▸ **The exercise**
Repeat, exactly and completely, the material that follows. Omit the pictures.

[Stored data entries]
+++
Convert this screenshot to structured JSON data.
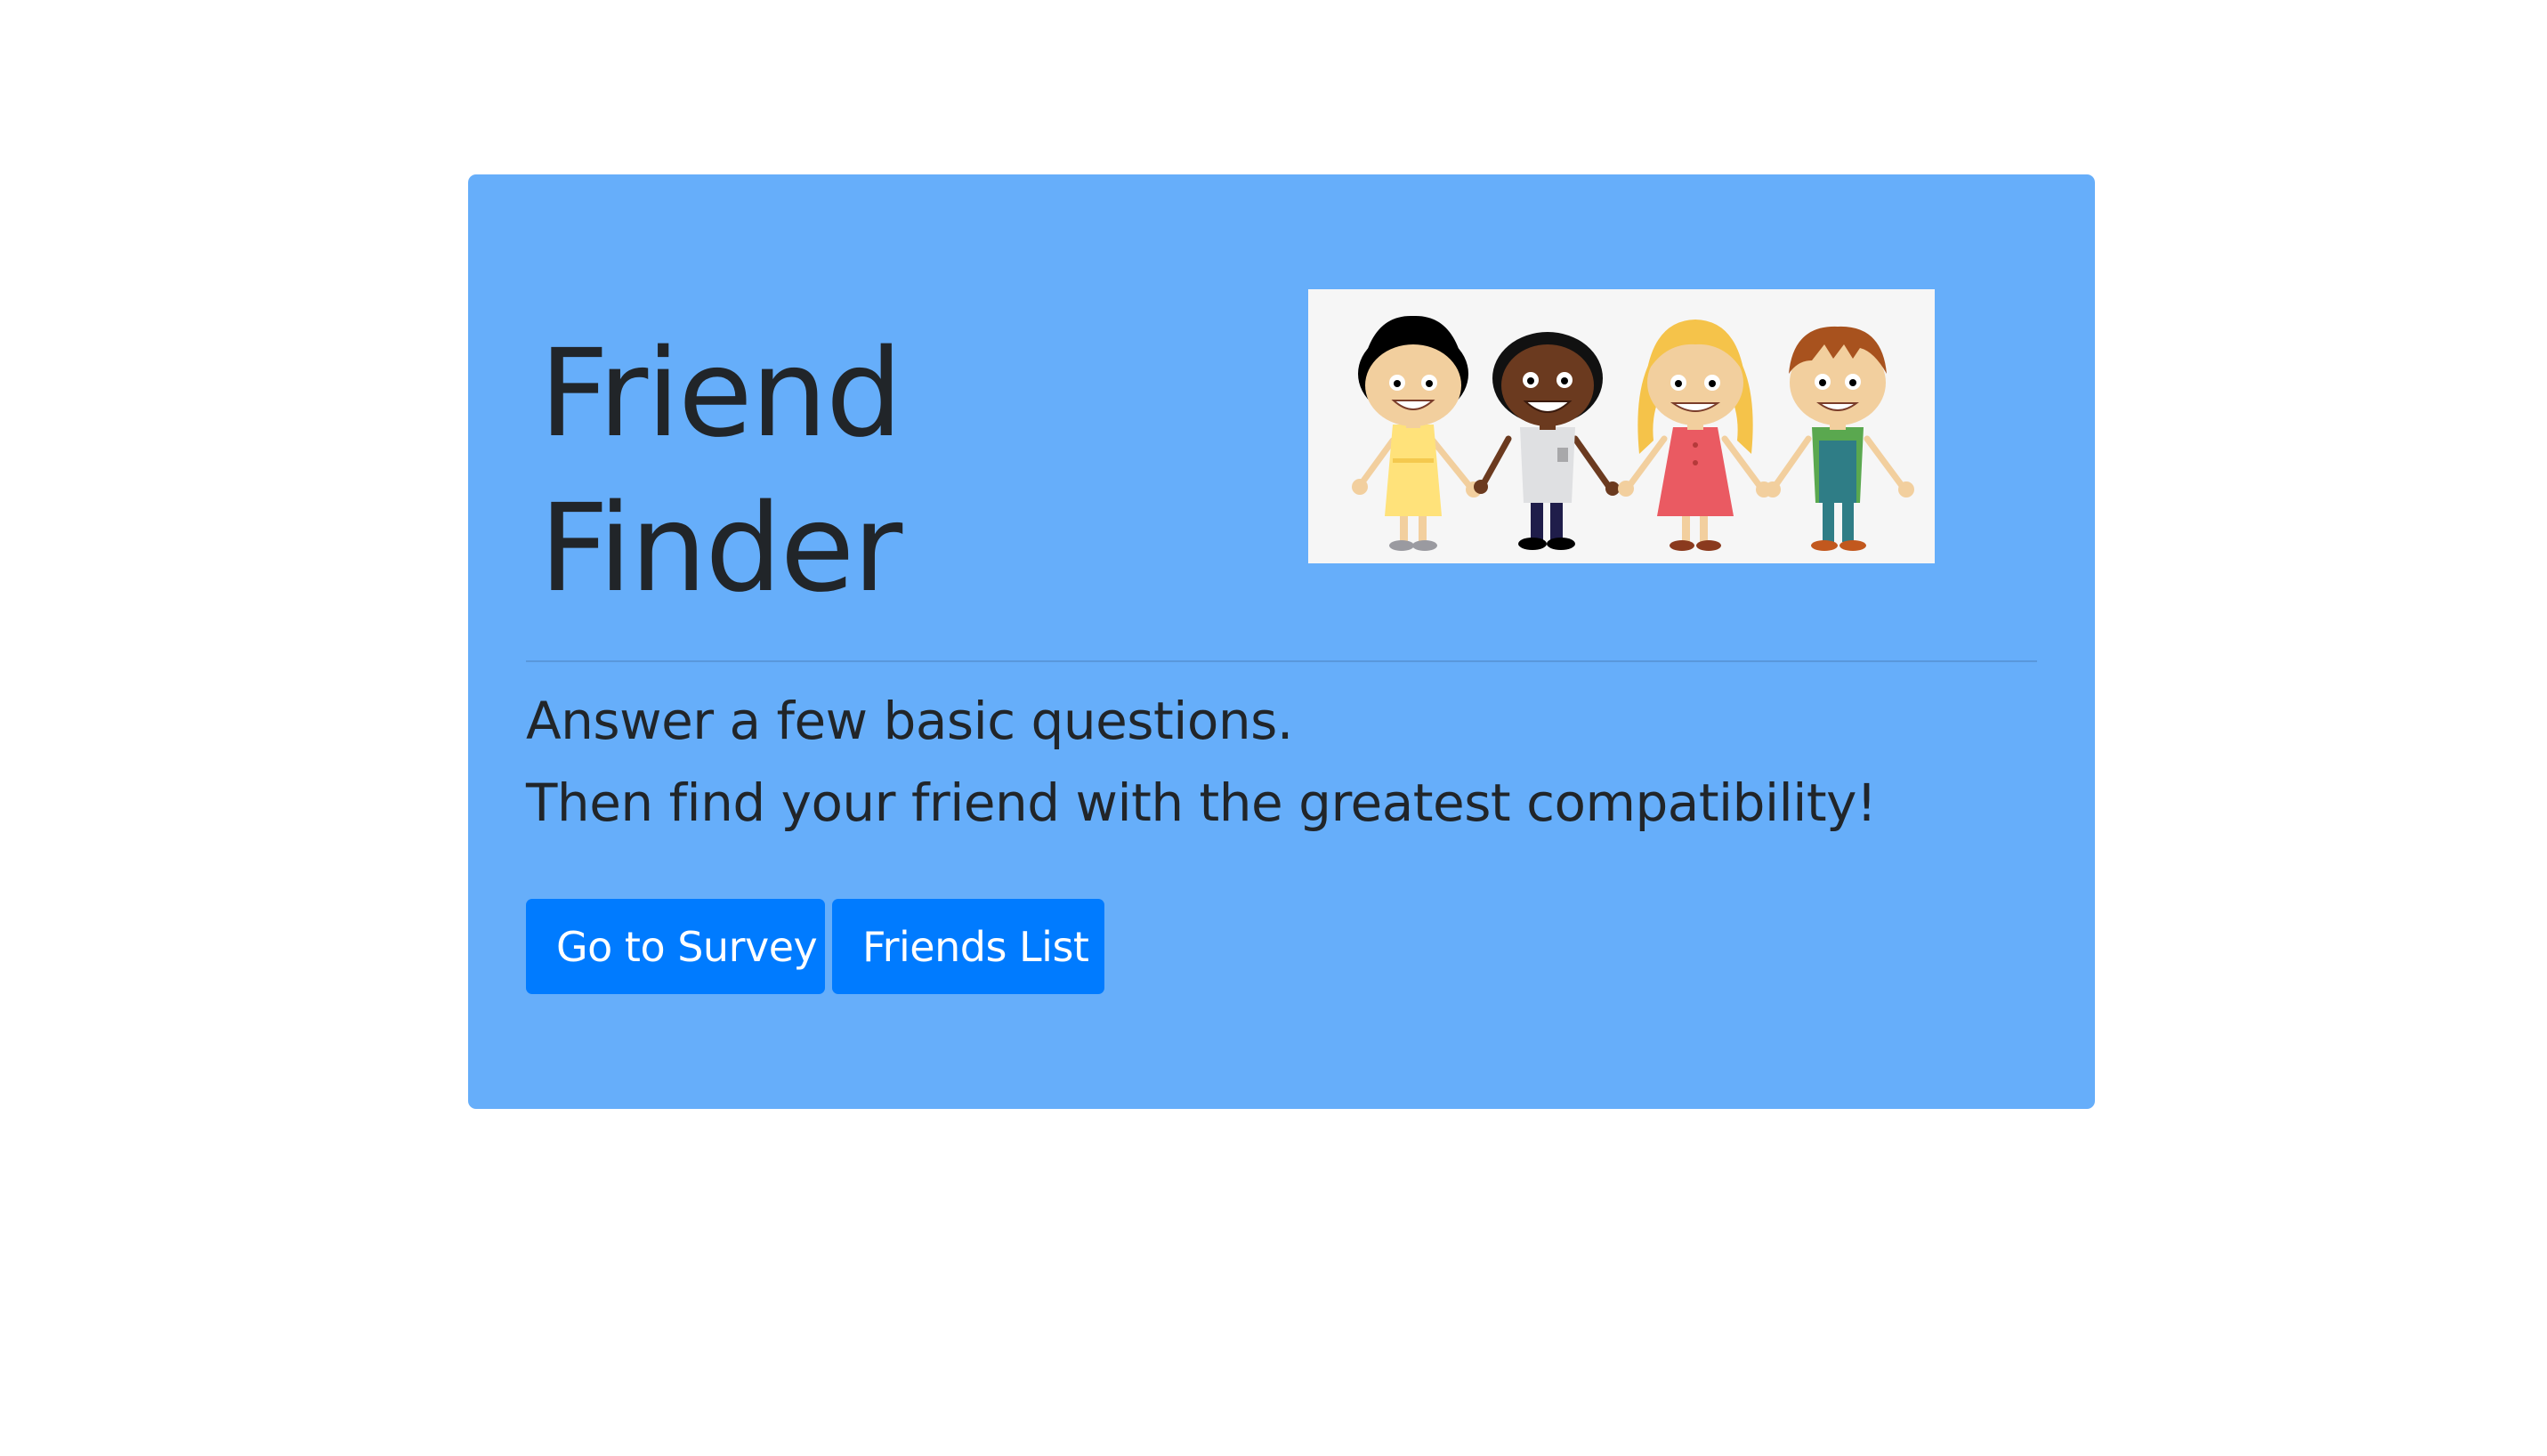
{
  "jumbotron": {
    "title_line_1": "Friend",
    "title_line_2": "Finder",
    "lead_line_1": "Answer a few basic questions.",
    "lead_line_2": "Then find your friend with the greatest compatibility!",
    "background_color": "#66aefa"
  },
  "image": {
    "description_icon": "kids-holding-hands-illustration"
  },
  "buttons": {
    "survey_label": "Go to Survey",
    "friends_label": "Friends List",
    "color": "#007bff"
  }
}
+++
▸ **The completed task**
Convert this screenshot to structured JSON data.
{
  "jumbotron": {
    "title_line_1": "Friend",
    "title_line_2": "Finder",
    "lead_line_1": "Answer a few basic questions.",
    "lead_line_2": "Then find your friend with the greatest compatibility!",
    "background_color": "#66aefa"
  },
  "image": {
    "description_icon": "kids-holding-hands-illustration"
  },
  "buttons": {
    "survey_label": "Go to Survey",
    "friends_label": "Friends List",
    "color": "#007bff"
  }
}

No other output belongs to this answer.